** START EXERCISE INPUT **

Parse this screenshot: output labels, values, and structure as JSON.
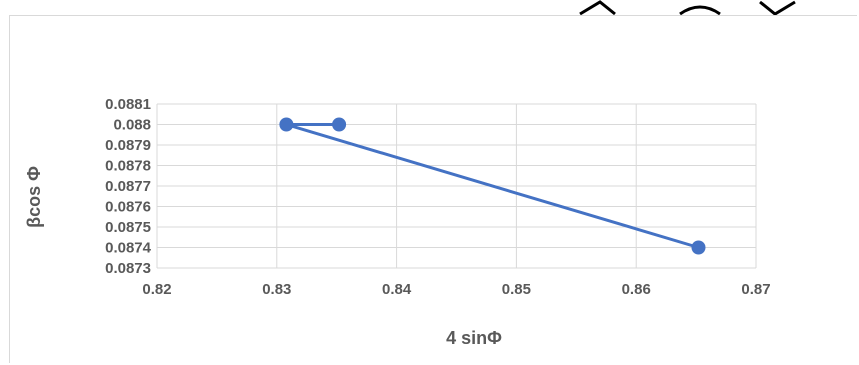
{
  "chart_data": {
    "type": "scatter",
    "title": "",
    "xlabel": "4 sinΦ",
    "ylabel": "βcos Φ",
    "xlim": [
      0.82,
      0.87
    ],
    "ylim": [
      0.0873,
      0.0881
    ],
    "x_ticks": [
      "0.82",
      "0.83",
      "0.84",
      "0.85",
      "0.86",
      "0.87"
    ],
    "y_ticks": [
      "0.0881",
      "0.088",
      "0.0879",
      "0.0878",
      "0.0877",
      "0.0876",
      "0.0875",
      "0.0874",
      "0.0873"
    ],
    "grid": true,
    "legend": false,
    "series": [
      {
        "style": "line-with-markers",
        "color": "#4472c4",
        "points": [
          {
            "x": 0.8352,
            "y": 0.088
          },
          {
            "x": 0.8308,
            "y": 0.088
          },
          {
            "x": 0.8652,
            "y": 0.0874
          }
        ]
      }
    ]
  }
}
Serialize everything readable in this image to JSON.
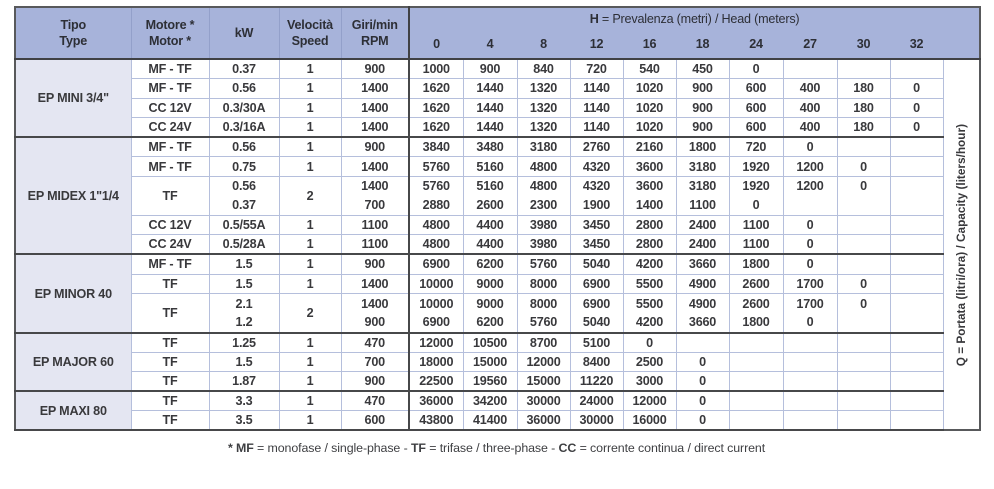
{
  "header": {
    "columns": [
      {
        "line1": "Tipo",
        "line2": "Type"
      },
      {
        "line1": "Motore *",
        "line2": "Motor *"
      },
      {
        "line1": "kW",
        "line2": ""
      },
      {
        "line1": "Velocità",
        "line2": "Speed"
      },
      {
        "line1": "Giri/min",
        "line2": "RPM"
      }
    ],
    "h_title_segments": [
      {
        "text": "H",
        "bold": true
      },
      {
        "text": " = Prevalenza (metri) / Head (meters)",
        "bold": false
      }
    ],
    "h_values": [
      "0",
      "4",
      "8",
      "12",
      "16",
      "18",
      "24",
      "27",
      "30",
      "32"
    ]
  },
  "q_axis_label": "Q = Portata (litri/ora) / Capacity (liters/hour)",
  "groups": [
    {
      "name": "EP MINI 3/4\"",
      "rows": [
        {
          "motor": "MF - TF",
          "kw": "0.37",
          "speed": "1",
          "rpm": "900",
          "values": [
            "1000",
            "900",
            "840",
            "720",
            "540",
            "450",
            "0",
            "",
            "",
            ""
          ]
        },
        {
          "motor": "MF - TF",
          "kw": "0.56",
          "speed": "1",
          "rpm": "1400",
          "values": [
            "1620",
            "1440",
            "1320",
            "1140",
            "1020",
            "900",
            "600",
            "400",
            "180",
            "0"
          ]
        },
        {
          "motor": "CC 12V",
          "kw": "0.3/30A",
          "speed": "1",
          "rpm": "1400",
          "values": [
            "1620",
            "1440",
            "1320",
            "1140",
            "1020",
            "900",
            "600",
            "400",
            "180",
            "0"
          ]
        },
        {
          "motor": "CC 24V",
          "kw": "0.3/16A",
          "speed": "1",
          "rpm": "1400",
          "values": [
            "1620",
            "1440",
            "1320",
            "1140",
            "1020",
            "900",
            "600",
            "400",
            "180",
            "0"
          ]
        }
      ]
    },
    {
      "name": "EP MIDEX 1\"1/4",
      "rows": [
        {
          "motor": "MF - TF",
          "kw": "0.56",
          "speed": "1",
          "rpm": "900",
          "values": [
            "3840",
            "3480",
            "3180",
            "2760",
            "2160",
            "1800",
            "720",
            "0",
            "",
            ""
          ]
        },
        {
          "motor": "MF - TF",
          "kw": "0.75",
          "speed": "1",
          "rpm": "1400",
          "values": [
            "5760",
            "5160",
            "4800",
            "4320",
            "3600",
            "3180",
            "1920",
            "1200",
            "0",
            ""
          ]
        },
        {
          "motor": "TF",
          "motor_rowspan": 2,
          "kw": "0.56",
          "speed": "2",
          "speed_rowspan": 2,
          "rpm": "1400",
          "no_divider_below": true,
          "values": [
            "5760",
            "5160",
            "4800",
            "4320",
            "3600",
            "3180",
            "1920",
            "1200",
            "0",
            ""
          ]
        },
        {
          "motor": null,
          "kw": "0.37",
          "speed": null,
          "rpm": "700",
          "values": [
            "2880",
            "2600",
            "2300",
            "1900",
            "1400",
            "1100",
            "0",
            "",
            "",
            ""
          ]
        },
        {
          "motor": "CC 12V",
          "kw": "0.5/55A",
          "speed": "1",
          "rpm": "1100",
          "values": [
            "4800",
            "4400",
            "3980",
            "3450",
            "2800",
            "2400",
            "1100",
            "0",
            "",
            ""
          ]
        },
        {
          "motor": "CC 24V",
          "kw": "0.5/28A",
          "speed": "1",
          "rpm": "1100",
          "values": [
            "4800",
            "4400",
            "3980",
            "3450",
            "2800",
            "2400",
            "1100",
            "0",
            "",
            ""
          ]
        }
      ]
    },
    {
      "name": "EP MINOR 40",
      "rows": [
        {
          "motor": "MF - TF",
          "kw": "1.5",
          "speed": "1",
          "rpm": "900",
          "values": [
            "6900",
            "6200",
            "5760",
            "5040",
            "4200",
            "3660",
            "1800",
            "0",
            "",
            ""
          ]
        },
        {
          "motor": "TF",
          "kw": "1.5",
          "speed": "1",
          "rpm": "1400",
          "values": [
            "10000",
            "9000",
            "8000",
            "6900",
            "5500",
            "4900",
            "2600",
            "1700",
            "0",
            ""
          ]
        },
        {
          "motor": "TF",
          "motor_rowspan": 2,
          "kw": "2.1",
          "speed": "2",
          "speed_rowspan": 2,
          "rpm": "1400",
          "no_divider_below": true,
          "values": [
            "10000",
            "9000",
            "8000",
            "6900",
            "5500",
            "4900",
            "2600",
            "1700",
            "0",
            ""
          ]
        },
        {
          "motor": null,
          "kw": "1.2",
          "speed": null,
          "rpm": "900",
          "values": [
            "6900",
            "6200",
            "5760",
            "5040",
            "4200",
            "3660",
            "1800",
            "0",
            "",
            ""
          ]
        }
      ]
    },
    {
      "name": "EP MAJOR 60",
      "rows": [
        {
          "motor": "TF",
          "kw": "1.25",
          "speed": "1",
          "rpm": "470",
          "values": [
            "12000",
            "10500",
            "8700",
            "5100",
            "0",
            "",
            "",
            "",
            "",
            ""
          ]
        },
        {
          "motor": "TF",
          "kw": "1.5",
          "speed": "1",
          "rpm": "700",
          "values": [
            "18000",
            "15000",
            "12000",
            "8400",
            "2500",
            "0",
            "",
            "",
            "",
            ""
          ]
        },
        {
          "motor": "TF",
          "kw": "1.87",
          "speed": "1",
          "rpm": "900",
          "values": [
            "22500",
            "19560",
            "15000",
            "11220",
            "3000",
            "0",
            "",
            "",
            "",
            ""
          ]
        }
      ]
    },
    {
      "name": "EP MAXI 80",
      "rows": [
        {
          "motor": "TF",
          "kw": "3.3",
          "speed": "1",
          "rpm": "470",
          "values": [
            "36000",
            "34200",
            "30000",
            "24000",
            "12000",
            "0",
            "",
            "",
            "",
            ""
          ]
        },
        {
          "motor": "TF",
          "kw": "3.5",
          "speed": "1",
          "rpm": "600",
          "values": [
            "43800",
            "41400",
            "36000",
            "30000",
            "16000",
            "0",
            "",
            "",
            "",
            ""
          ]
        }
      ]
    }
  ],
  "footnote_segments": [
    {
      "text": "* MF",
      "bold": true
    },
    {
      "text": " = monofase / single-phase - ",
      "bold": false
    },
    {
      "text": "TF",
      "bold": true
    },
    {
      "text": " = trifase / three-phase - ",
      "bold": false
    },
    {
      "text": "CC",
      "bold": true
    },
    {
      "text": " = corrente continua / direct current",
      "bold": false
    }
  ],
  "colors": {
    "header_bg": "#a7b3da",
    "group_column_bg": "#e4e6f2",
    "grid_light": "#b5bfdc",
    "grid_dark": "#47484a",
    "outer_border": "#58595b",
    "text": "#39393c"
  }
}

** END EXERCISE INPUT **

• _EXERCISE GOAL_: Copy out all lines from the material above that contain the string "phase".

• _WORKED SOLUTION_:
      "text": " = monofase / single-phase - ",
      "text": " = trifase / three-phase - ",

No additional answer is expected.